* **Goal**
Copy out verbatim the rows from the line containing "license-scrollbar[interactable] [671,103,673,179]" through the line containing "ico-format-button[interactable]: ICO [376,371,395,383]", inclusive.

* **Raw records**
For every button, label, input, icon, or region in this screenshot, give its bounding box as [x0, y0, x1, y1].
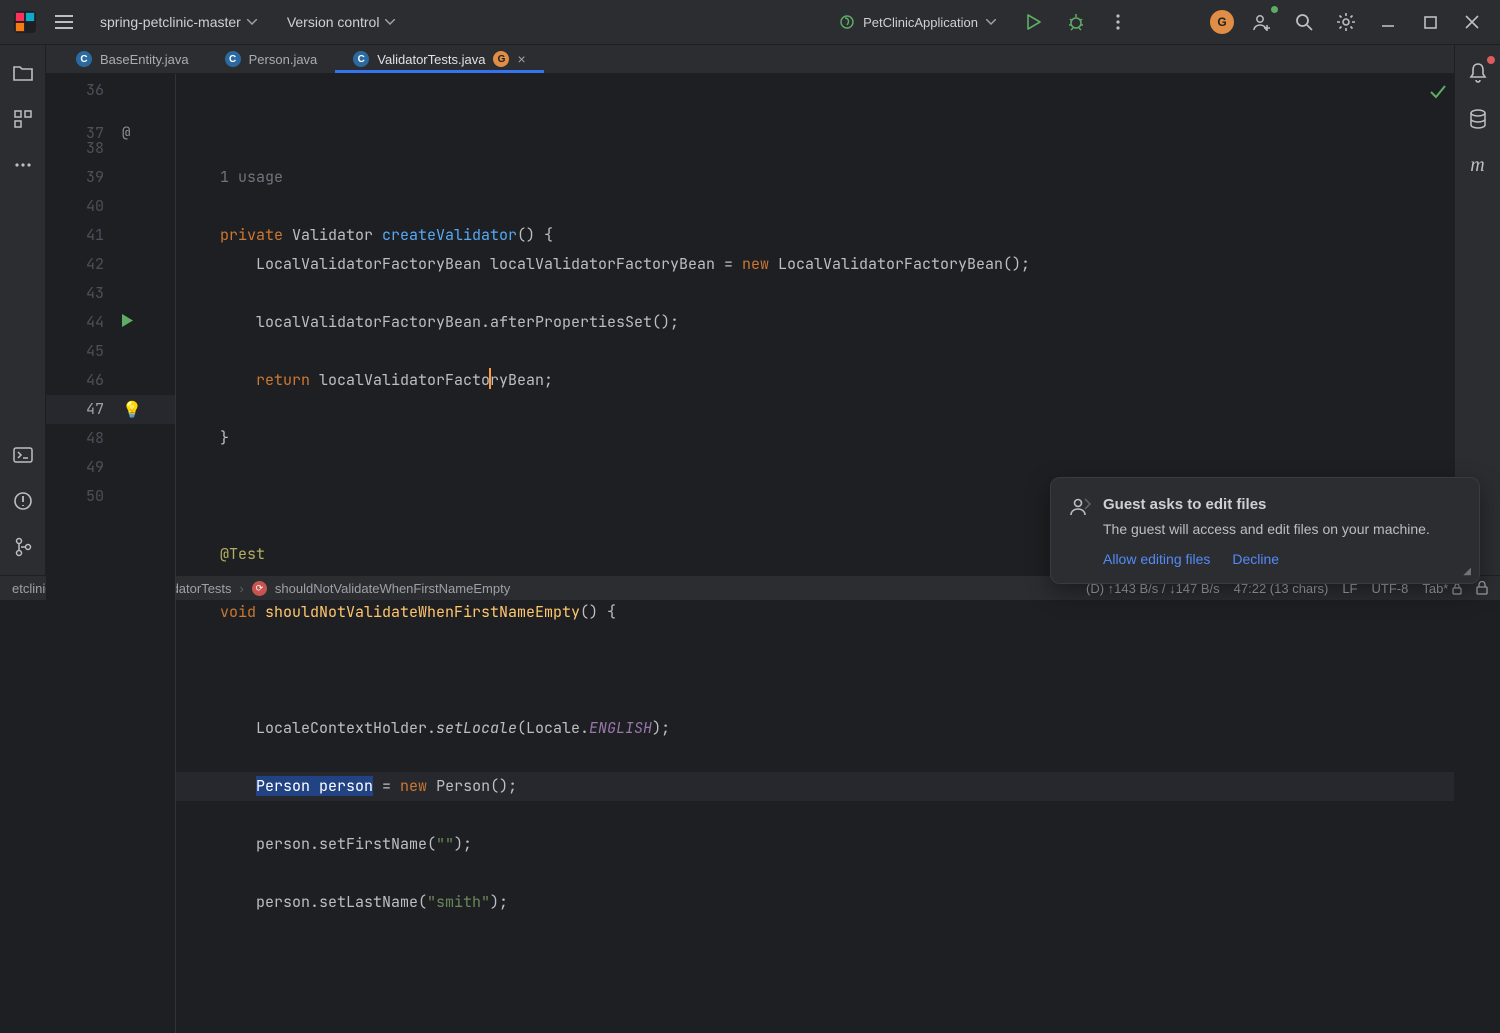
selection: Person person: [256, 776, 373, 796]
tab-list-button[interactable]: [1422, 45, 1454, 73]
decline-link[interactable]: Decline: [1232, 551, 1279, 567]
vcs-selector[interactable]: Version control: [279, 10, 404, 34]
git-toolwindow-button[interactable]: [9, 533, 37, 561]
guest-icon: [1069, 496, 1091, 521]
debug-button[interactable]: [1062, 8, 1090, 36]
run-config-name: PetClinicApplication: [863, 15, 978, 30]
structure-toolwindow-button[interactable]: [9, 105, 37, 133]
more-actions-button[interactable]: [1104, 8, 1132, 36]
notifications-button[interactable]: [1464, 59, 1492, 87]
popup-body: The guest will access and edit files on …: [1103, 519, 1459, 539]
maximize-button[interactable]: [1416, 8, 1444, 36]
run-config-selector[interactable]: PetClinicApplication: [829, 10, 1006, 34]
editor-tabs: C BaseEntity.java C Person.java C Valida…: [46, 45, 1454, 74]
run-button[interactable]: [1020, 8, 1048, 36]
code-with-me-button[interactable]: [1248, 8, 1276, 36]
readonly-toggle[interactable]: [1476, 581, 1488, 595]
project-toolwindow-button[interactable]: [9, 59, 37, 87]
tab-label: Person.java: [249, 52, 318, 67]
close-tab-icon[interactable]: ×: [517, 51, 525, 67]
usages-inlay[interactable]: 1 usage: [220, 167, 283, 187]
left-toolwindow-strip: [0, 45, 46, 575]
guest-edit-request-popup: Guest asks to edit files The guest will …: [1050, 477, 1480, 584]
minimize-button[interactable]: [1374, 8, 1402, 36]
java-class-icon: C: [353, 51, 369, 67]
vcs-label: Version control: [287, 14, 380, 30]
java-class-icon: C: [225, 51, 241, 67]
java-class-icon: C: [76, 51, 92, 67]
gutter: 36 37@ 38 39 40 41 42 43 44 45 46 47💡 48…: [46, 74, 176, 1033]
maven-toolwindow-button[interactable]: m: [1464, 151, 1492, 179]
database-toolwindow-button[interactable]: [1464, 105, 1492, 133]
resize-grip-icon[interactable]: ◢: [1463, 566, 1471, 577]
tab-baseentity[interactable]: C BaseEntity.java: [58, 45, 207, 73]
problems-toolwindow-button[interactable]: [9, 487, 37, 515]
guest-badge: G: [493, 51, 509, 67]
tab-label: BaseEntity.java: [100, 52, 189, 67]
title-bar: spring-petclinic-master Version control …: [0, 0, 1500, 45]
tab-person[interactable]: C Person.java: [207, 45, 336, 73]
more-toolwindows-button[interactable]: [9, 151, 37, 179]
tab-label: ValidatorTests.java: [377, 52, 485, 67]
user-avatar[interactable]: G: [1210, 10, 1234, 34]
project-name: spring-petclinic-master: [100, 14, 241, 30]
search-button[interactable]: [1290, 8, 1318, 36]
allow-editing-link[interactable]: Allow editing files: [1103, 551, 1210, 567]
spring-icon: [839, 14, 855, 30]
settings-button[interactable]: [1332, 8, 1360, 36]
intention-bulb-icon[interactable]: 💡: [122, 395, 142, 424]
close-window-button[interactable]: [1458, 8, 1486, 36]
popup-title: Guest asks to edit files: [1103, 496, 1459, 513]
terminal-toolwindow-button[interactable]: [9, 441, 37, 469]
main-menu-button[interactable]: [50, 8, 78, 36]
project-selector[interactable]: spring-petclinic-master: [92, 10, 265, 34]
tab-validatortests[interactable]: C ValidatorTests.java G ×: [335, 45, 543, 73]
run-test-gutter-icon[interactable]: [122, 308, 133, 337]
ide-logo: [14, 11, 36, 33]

==

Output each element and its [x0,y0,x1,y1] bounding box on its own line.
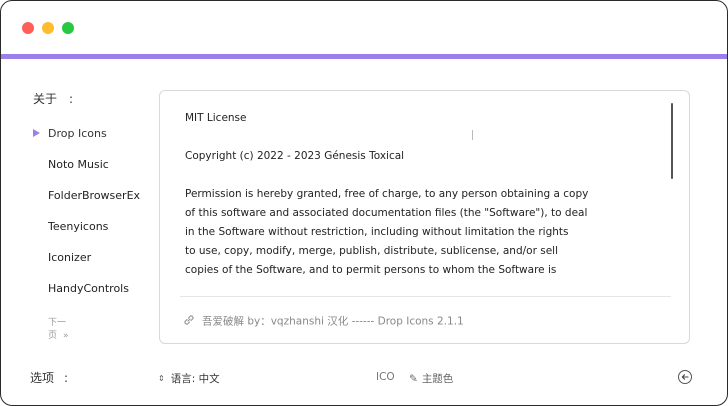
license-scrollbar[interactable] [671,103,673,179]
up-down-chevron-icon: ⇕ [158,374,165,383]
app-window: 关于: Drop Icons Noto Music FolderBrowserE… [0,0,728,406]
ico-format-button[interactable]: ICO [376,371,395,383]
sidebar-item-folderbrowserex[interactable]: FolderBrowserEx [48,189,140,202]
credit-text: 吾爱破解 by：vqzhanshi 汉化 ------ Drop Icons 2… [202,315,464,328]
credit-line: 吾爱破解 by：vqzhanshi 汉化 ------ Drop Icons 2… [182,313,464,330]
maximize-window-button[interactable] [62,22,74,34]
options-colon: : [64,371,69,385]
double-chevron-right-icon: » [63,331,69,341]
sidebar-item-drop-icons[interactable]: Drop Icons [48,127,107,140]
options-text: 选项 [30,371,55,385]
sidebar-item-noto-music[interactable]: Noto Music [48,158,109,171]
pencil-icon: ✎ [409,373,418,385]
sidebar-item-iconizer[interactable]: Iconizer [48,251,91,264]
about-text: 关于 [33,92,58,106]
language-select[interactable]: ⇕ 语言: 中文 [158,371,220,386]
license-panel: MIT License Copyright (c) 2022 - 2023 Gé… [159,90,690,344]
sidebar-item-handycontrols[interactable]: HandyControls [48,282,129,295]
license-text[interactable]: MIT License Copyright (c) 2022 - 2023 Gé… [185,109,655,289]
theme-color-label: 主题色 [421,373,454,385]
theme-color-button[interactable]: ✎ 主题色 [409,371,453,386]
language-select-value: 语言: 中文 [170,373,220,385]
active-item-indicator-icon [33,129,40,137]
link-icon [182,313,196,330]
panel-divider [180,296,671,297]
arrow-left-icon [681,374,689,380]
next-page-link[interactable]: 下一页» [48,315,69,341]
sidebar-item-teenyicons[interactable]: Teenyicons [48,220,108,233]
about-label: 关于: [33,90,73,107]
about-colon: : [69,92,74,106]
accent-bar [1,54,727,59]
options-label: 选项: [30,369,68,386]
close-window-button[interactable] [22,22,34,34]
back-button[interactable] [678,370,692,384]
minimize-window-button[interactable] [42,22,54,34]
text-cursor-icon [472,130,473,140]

* **Task solution**
license-scrollbar[interactable] [671,103,673,179]
up-down-chevron-icon: ⇕ [158,374,165,383]
app-window: 关于: Drop Icons Noto Music FolderBrowserE… [0,0,728,406]
ico-format-button[interactable]: ICO [376,371,395,383]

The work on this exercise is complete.